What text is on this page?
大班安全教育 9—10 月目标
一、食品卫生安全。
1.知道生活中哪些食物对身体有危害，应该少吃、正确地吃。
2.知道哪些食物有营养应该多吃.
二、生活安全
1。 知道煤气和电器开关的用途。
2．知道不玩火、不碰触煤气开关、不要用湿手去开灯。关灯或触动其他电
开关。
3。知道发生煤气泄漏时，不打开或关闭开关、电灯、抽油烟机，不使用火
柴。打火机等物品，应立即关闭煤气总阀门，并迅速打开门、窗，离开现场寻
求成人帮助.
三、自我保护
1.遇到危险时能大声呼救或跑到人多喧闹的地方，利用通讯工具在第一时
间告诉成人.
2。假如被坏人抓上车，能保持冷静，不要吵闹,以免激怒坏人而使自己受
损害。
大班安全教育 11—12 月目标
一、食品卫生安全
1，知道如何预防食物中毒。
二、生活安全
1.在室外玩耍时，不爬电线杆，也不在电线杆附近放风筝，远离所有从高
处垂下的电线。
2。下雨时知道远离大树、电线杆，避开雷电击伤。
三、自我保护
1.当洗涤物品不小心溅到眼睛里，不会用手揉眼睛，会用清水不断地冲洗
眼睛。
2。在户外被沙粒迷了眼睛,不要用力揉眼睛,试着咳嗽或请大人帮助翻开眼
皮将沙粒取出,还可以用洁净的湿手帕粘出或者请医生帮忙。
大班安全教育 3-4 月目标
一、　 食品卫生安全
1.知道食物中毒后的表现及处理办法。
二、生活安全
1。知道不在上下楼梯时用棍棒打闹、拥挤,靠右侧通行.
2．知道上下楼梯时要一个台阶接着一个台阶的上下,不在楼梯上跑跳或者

· · · ·

Copy all of the data. Keep every word exactly as it is.

What text is on this page?
大班安全教育 9—10 月目标
一、食品卫生安全。
1.知道生活中哪些食物对身体有危害，应该少吃、正确地吃。
2.知道哪些食物有营养应该多吃.
二、生活安全
1。 知道煤气和电器开关的用途。
2．知道不玩火、不碰触煤气开关、不要用湿手去开灯。关灯或触动其他电
开关。
3。知道发生煤气泄漏时，不打开或关闭开关、电灯、抽油烟机，不使用火
柴。打火机等物品，应立即关闭煤气总阀门，并迅速打开门、窗，离开现场寻
求成人帮助.
三、自我保护
1.遇到危险时能大声呼救或跑到人多喧闹的地方，利用通讯工具在第一时
间告诉成人.
2。假如被坏人抓上车，能保持冷静，不要吵闹,以免激怒坏人而使自己受
损害。
大班安全教育 11—12 月目标
一、食品卫生安全
1，知道如何预防食物中毒。
二、生活安全
1.在室外玩耍时，不爬电线杆，也不在电线杆附近放风筝，远离所有从高
处垂下的电线。
2。下雨时知道远离大树、电线杆，避开雷电击伤。
三、自我保护
1.当洗涤物品不小心溅到眼睛里，不会用手揉眼睛，会用清水不断地冲洗
眼睛。
2。在户外被沙粒迷了眼睛,不要用力揉眼睛,试着咳嗽或请大人帮助翻开眼
皮将沙粒取出,还可以用洁净的湿手帕粘出或者请医生帮忙。
大班安全教育 3-4 月目标
一、　 食品卫生安全
1.知道食物中毒后的表现及处理办法。
二、生活安全
1。知道不在上下楼梯时用棍棒打闹、拥挤,靠右侧通行.
2．知道上下楼梯时要一个台阶接着一个台阶的上下,不在楼梯上跑跳或者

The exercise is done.